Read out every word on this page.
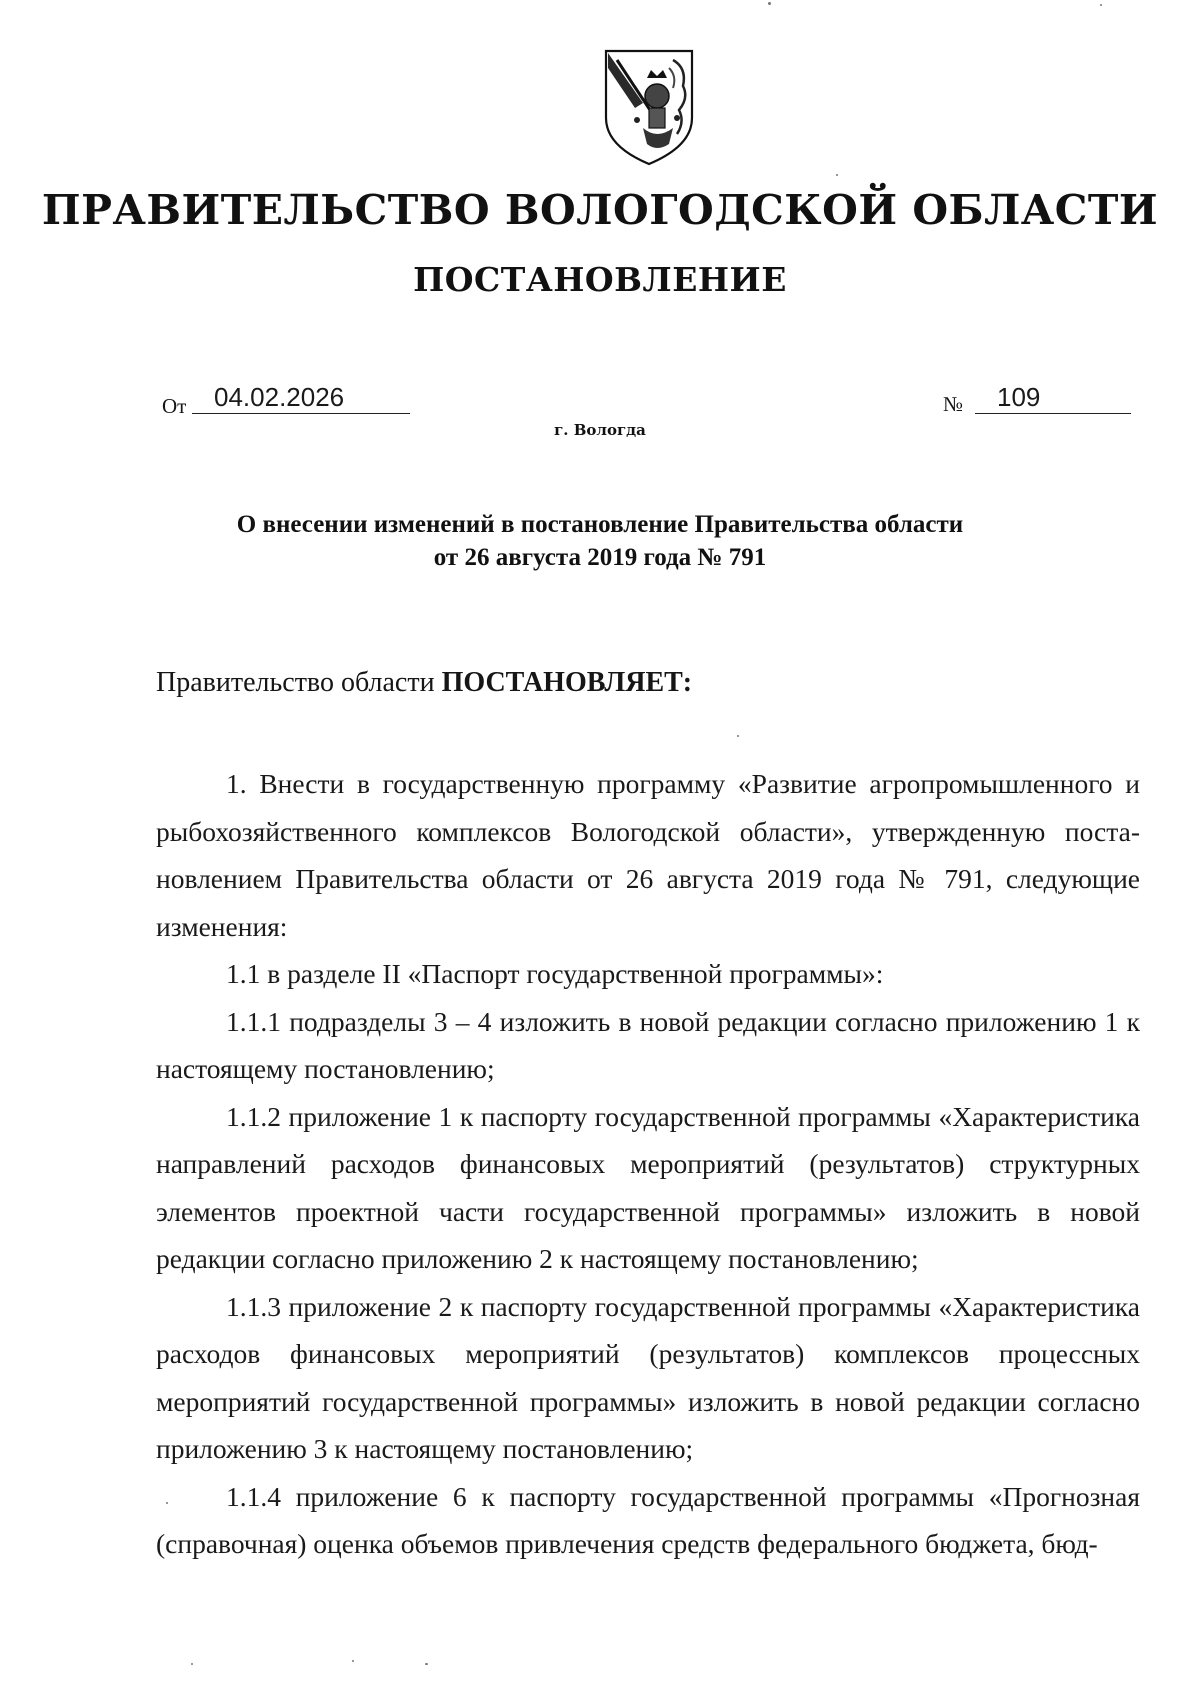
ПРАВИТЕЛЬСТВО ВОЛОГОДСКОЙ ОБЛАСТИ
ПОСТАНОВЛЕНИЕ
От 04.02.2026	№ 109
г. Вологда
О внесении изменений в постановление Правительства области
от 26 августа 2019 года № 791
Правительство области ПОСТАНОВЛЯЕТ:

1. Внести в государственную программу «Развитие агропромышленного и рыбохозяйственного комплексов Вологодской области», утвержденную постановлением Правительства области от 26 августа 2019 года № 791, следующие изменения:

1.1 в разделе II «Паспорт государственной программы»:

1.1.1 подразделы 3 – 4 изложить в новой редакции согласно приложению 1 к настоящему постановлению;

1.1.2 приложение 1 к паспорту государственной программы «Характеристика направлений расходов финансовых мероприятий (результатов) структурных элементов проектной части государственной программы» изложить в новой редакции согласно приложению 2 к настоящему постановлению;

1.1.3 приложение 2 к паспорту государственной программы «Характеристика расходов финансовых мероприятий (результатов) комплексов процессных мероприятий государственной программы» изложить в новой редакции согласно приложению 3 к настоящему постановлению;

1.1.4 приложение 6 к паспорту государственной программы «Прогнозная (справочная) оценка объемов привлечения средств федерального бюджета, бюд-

**Task description:**
Repeat each entry exactly as given; no pictures belong in the copy.

**Output:**
Read out every word on this page.
ПРАВИТЕЛЬСТВО ВОЛОГОДСКОЙ ОБЛАСТИ
ПОСТАНОВЛЕНИЕ
От 04.02.2026	№ 109
г. Вологда
О внесении изменений в постановление Правительства области
от 26 августа 2019 года № 791
Правительство области ПОСТАНОВЛЯЕТ:

1. Внести в государственную программу «Развитие агропромышленного и рыбохозяйственного комплексов Вологодской области», утвержденную постановлением Правительства области от 26 августа 2019 года № 791, следующие изменения:

1.1 в разделе II «Паспорт государственной программы»:

1.1.1 подразделы 3 – 4 изложить в новой редакции согласно приложению 1 к настоящему постановлению;

1.1.2 приложение 1 к паспорту государственной программы «Характеристика направлений расходов финансовых мероприятий (результатов) структурных элементов проектной части государственной программы» изложить в новой редакции согласно приложению 2 к настоящему постановлению;

1.1.3 приложение 2 к паспорту государственной программы «Характеристика расходов финансовых мероприятий (результатов) комплексов процессных мероприятий государственной программы» изложить в новой редакции согласно приложению 3 к настоящему постановлению;

1.1.4 приложение 6 к паспорту государственной программы «Прогнозная (справочная) оценка объемов привлечения средств федерального бюджета, бюд-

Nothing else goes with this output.